REQUIRED WORK
Copy out the items from the line with "ytick-left-12: 12 xyxy=(80,281,94,295)" up to and including the line with "marker-label-250: 250 xyxy=(207,369,221,378)", character for character.

RECORDED DATA
— START —

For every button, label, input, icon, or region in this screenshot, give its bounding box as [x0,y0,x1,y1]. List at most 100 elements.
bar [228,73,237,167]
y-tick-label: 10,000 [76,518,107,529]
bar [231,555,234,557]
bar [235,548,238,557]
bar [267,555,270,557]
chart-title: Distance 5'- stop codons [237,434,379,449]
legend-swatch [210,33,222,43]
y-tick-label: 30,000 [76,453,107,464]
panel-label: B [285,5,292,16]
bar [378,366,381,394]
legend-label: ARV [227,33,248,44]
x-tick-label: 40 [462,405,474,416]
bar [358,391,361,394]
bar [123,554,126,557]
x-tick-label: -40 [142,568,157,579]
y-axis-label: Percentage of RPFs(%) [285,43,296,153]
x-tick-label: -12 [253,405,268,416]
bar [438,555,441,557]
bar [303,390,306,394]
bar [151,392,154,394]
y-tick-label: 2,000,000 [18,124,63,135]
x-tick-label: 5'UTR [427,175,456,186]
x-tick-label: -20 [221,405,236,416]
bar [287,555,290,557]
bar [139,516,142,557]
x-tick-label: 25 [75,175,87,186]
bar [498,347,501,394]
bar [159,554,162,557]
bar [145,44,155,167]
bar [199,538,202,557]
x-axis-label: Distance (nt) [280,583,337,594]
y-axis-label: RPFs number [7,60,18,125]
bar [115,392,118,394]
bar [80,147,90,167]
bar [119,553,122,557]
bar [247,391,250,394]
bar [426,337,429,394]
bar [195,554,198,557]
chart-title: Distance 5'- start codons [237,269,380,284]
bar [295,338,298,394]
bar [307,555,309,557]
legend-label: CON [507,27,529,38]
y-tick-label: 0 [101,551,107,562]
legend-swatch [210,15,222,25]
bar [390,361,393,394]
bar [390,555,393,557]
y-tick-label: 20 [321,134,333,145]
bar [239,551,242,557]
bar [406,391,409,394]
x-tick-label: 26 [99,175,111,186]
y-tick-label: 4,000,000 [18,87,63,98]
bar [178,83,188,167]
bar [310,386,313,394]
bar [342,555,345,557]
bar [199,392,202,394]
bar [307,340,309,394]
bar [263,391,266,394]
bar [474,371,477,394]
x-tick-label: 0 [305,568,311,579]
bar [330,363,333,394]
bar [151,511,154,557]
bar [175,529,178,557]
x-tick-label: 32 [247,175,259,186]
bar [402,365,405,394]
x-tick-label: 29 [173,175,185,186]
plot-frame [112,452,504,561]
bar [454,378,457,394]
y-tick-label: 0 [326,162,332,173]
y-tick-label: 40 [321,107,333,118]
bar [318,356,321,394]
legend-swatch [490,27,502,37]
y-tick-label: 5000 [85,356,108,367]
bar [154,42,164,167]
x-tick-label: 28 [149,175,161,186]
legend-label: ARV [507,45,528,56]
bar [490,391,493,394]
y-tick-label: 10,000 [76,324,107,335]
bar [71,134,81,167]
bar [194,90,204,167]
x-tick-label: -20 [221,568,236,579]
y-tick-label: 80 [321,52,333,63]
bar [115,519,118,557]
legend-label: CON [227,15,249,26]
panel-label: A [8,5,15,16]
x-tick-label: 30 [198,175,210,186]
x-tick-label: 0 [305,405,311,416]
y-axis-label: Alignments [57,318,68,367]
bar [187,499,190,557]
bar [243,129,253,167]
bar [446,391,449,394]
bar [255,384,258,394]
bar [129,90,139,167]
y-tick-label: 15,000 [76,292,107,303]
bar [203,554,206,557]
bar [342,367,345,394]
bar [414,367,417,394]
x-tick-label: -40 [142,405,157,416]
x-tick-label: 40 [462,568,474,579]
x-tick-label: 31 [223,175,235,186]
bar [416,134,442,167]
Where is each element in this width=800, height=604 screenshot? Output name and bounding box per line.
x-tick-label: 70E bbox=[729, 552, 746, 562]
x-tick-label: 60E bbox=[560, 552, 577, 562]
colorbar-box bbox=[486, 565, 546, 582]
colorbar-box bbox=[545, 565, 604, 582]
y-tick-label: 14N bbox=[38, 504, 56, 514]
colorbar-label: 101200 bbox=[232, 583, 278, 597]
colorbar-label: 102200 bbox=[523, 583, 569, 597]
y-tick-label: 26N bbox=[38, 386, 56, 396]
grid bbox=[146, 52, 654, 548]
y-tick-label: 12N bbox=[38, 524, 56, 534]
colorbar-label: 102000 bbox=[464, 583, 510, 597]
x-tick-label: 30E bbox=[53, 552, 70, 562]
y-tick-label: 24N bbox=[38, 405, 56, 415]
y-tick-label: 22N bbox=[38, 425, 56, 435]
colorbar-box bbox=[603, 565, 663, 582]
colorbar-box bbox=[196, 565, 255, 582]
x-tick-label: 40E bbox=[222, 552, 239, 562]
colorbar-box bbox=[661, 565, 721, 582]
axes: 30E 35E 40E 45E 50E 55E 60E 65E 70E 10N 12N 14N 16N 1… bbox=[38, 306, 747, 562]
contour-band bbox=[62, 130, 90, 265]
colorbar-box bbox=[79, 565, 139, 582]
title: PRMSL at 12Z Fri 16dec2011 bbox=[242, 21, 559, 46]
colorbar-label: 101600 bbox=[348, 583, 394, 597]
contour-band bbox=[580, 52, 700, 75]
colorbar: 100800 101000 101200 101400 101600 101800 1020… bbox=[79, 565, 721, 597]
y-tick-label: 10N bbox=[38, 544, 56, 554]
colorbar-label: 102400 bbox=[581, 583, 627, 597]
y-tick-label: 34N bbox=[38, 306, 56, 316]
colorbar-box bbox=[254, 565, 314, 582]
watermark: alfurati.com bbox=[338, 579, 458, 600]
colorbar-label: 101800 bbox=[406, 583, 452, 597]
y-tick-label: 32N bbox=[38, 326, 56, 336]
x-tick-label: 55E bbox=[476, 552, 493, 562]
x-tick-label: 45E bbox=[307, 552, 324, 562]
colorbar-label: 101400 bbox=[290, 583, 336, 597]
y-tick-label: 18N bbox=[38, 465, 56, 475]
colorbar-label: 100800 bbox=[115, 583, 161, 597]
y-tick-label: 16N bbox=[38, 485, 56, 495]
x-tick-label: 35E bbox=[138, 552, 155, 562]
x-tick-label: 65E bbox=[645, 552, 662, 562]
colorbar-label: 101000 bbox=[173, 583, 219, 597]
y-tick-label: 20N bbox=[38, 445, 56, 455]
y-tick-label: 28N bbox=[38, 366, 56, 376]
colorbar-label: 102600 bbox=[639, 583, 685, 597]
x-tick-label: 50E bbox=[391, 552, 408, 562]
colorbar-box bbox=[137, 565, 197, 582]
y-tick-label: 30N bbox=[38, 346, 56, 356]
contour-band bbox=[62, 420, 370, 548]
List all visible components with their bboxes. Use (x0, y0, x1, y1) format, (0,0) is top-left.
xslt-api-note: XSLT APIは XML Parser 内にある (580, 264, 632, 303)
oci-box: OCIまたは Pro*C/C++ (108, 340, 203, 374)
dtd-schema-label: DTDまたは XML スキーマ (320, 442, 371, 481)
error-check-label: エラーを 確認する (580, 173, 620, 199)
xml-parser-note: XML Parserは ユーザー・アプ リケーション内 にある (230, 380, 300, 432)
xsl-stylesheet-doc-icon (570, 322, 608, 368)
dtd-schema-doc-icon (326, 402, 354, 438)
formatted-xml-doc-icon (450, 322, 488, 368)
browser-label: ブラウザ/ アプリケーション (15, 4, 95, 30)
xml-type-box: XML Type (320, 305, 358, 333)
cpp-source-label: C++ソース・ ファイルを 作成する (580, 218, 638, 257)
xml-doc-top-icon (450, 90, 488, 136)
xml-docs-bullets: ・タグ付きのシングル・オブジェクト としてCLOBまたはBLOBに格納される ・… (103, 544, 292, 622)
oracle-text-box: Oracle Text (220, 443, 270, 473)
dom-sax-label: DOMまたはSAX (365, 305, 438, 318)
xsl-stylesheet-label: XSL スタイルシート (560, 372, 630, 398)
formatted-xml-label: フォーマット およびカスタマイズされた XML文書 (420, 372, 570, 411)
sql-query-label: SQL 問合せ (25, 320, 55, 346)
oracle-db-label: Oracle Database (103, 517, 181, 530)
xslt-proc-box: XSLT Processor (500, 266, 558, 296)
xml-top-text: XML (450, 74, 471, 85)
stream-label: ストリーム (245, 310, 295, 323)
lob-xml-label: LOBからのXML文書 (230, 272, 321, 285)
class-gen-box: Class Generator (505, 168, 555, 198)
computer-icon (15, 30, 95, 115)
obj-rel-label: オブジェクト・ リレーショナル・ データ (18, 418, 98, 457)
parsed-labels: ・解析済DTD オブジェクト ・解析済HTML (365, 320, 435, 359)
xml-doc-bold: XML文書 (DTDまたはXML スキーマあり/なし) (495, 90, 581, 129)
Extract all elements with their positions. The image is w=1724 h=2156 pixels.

— END —
— START —

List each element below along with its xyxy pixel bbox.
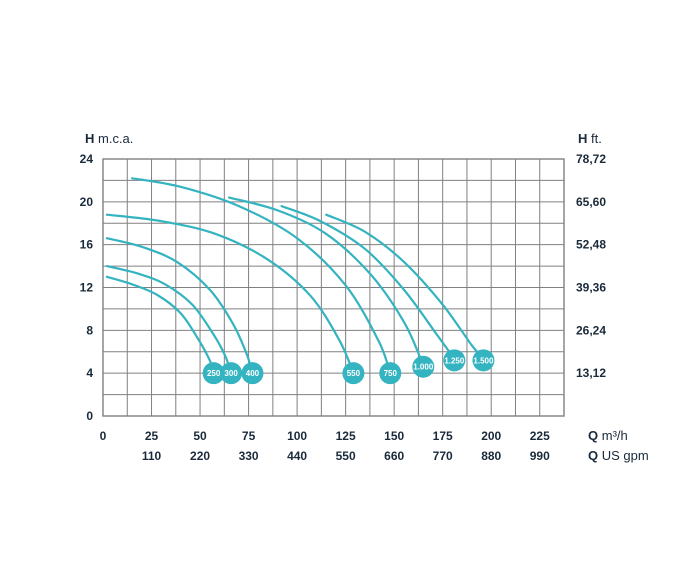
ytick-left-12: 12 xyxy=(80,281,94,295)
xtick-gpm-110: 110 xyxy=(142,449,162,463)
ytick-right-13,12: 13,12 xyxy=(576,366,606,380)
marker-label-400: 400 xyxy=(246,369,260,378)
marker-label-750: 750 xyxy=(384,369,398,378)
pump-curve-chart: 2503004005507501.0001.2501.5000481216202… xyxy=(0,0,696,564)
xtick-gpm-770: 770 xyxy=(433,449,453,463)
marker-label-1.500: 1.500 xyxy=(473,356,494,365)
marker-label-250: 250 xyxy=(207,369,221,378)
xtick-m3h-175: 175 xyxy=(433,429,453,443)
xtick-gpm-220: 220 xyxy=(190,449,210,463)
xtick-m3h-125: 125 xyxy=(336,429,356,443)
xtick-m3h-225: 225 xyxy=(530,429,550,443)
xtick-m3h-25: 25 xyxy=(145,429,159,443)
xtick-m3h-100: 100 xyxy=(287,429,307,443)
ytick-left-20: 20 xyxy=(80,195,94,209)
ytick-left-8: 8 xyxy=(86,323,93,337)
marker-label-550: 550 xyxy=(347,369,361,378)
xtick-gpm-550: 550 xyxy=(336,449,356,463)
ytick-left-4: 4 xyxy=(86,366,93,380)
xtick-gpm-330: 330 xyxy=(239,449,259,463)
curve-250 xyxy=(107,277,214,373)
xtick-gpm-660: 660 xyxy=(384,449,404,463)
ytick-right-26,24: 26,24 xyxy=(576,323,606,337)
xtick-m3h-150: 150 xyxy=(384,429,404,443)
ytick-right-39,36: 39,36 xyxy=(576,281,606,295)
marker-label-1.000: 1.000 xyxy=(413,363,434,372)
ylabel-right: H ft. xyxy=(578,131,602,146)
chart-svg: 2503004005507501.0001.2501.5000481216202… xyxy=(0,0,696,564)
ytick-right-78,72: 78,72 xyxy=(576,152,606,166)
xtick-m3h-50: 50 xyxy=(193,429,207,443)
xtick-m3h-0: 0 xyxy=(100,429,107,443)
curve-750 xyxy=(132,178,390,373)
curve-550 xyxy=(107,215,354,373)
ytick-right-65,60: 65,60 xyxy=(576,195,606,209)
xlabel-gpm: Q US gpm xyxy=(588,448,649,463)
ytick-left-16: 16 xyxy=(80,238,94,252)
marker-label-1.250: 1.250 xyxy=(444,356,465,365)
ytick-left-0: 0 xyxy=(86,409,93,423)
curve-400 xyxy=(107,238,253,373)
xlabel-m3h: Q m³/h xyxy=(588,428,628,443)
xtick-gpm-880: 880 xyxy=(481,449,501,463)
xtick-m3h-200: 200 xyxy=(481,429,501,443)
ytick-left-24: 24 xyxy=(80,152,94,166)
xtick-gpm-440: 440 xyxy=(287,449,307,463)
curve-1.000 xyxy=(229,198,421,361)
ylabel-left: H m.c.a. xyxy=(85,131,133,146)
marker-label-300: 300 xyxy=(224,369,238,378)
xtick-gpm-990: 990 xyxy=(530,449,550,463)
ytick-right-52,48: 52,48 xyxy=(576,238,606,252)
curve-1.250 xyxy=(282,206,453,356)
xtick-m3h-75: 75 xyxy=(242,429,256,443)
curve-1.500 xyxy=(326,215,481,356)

— END —

COMPLETED TASK
ytick-left-12: 12 xyxy=(80,281,94,295)
xtick-gpm-110: 110 xyxy=(142,449,162,463)
ytick-right-13,12: 13,12 xyxy=(576,366,606,380)
marker-label-400: 400 xyxy=(246,369,260,378)
marker-label-750: 750 xyxy=(384,369,398,378)
pump-curve-chart: 2503004005507501.0001.2501.5000481216202… xyxy=(0,0,696,564)
xtick-gpm-770: 770 xyxy=(433,449,453,463)
marker-label-1.500: 1.500 xyxy=(473,356,494,365)
marker-label-250: 250 xyxy=(207,369,221,378)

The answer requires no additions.